## Exercise prompt
Exact reproduction of the data is required, with images excluded.

## Data for this exercise
▼

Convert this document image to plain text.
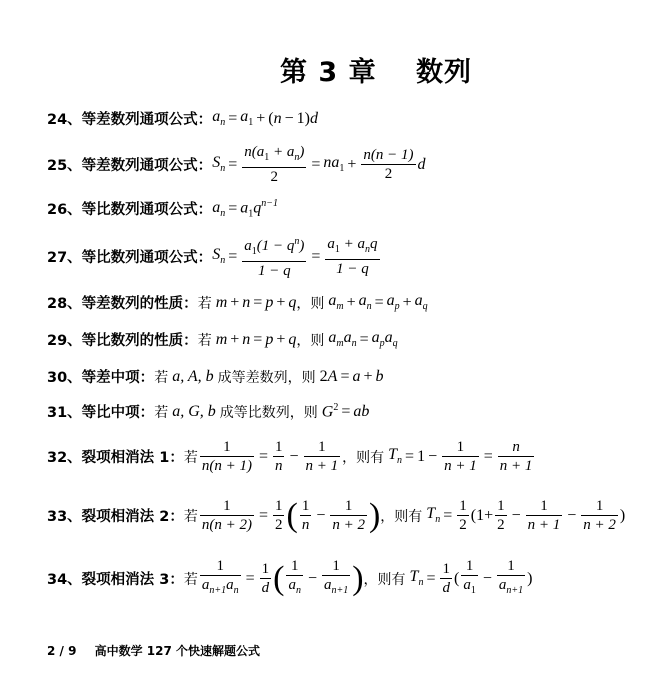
第 3 章 数列
24、等差数列通项公式： $a_n = a_1$ + ( n − 1) d
25、等差数列通项公式： $S_n = \frac{n(a_1 + a_n)}{2} = na_1 + \frac{n(n - 1)}{2}$ d
26、等比数列通项公式： $a_n = a_1q^{n-1}$
27、等比数列通项公式： $S_n = \frac{a_1(1 - q^n)}{1 - q} = \frac{a_1 + a_nq}{1 - q}$
28、等差数列的性质： 若 m + n = p + q ， 则 $a_m + a_n = a_p + a_q$
29、等比数列的性质： 若 m + n = p + q ， 则 $a_ma_n = a_pa_q$
30、等差中项： 若 a, A, b 成等差数列， 则 2 A = a + b
31、等比中项： 若 a, G, b 成等比数列， 则 $G^2$ = ab
32、裂项相消法 1： 若 $\frac{1}{n(n + 1)} = \frac{1}{n} - \frac{1}{n + 1}$ ， 则有 $T_n = 1 - \frac{1}{n + 1} = \frac{n}{n + 1}$
33、裂项相消法 2： 若 $\frac{1}{n(n + 2)} = \frac{1}{2}$ ( $\frac{1}{n} - \frac{1}{n + 2}$ ) ， 则有 $T_n = \frac{1}{2} (1+ \frac{1}{2} - \frac{1}{n + 1} - \frac{1}{n + 2}$ )
34、裂项相消法 3： 若 $\frac{1}{a_{n+1}a_n} = \frac{1}{d}$ ( $\frac{1}{a_n} - \frac{1}{a_{n+1}}$ ) ， 则有 $T_n = \frac{1}{d}$ ( $\frac{1}{a_1} - \frac{1}{a_{n+1}}$ )
2 / 9 高中数学 127 个快速解题公式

▲

## Output of the exercise
Convert this document image to plain text.
第 3 章 数列
24、等差数列通项公式： $a_n = a_1$ + ( n − 1) d
25、等差数列通项公式： $S_n = \frac{n(a_1 + a_n)}{2} = na_1 + \frac{n(n - 1)}{2}$ d
26、等比数列通项公式： $a_n = a_1q^{n-1}$
27、等比数列通项公式： $S_n = \frac{a_1(1 - q^n)}{1 - q} = \frac{a_1 + a_nq}{1 - q}$
28、等差数列的性质： 若 m + n = p + q ， 则 $a_m + a_n = a_p + a_q$
29、等比数列的性质： 若 m + n = p + q ， 则 $a_ma_n = a_pa_q$
30、等差中项： 若 a, A, b 成等差数列， 则 2 A = a + b
31、等比中项： 若 a, G, b 成等比数列， 则 $G^2$ = ab
32、裂项相消法 1： 若 $\frac{1}{n(n + 1)} = \frac{1}{n} - \frac{1}{n + 1}$ ， 则有 $T_n = 1 - \frac{1}{n + 1} = \frac{n}{n + 1}$
33、裂项相消法 2： 若 $\frac{1}{n(n + 2)} = \frac{1}{2}$ ( $\frac{1}{n} - \frac{1}{n + 2}$ ) ， 则有 $T_n = \frac{1}{2} (1+ \frac{1}{2} - \frac{1}{n + 1} - \frac{1}{n + 2}$ )
34、裂项相消法 3： 若 $\frac{1}{a_{n+1}a_n} = \frac{1}{d}$ ( $\frac{1}{a_n} - \frac{1}{a_{n+1}}$ ) ， 则有 $T_n = \frac{1}{d}$ ( $\frac{1}{a_1} - \frac{1}{a_{n+1}}$ )
2 / 9 高中数学 127 个快速解题公式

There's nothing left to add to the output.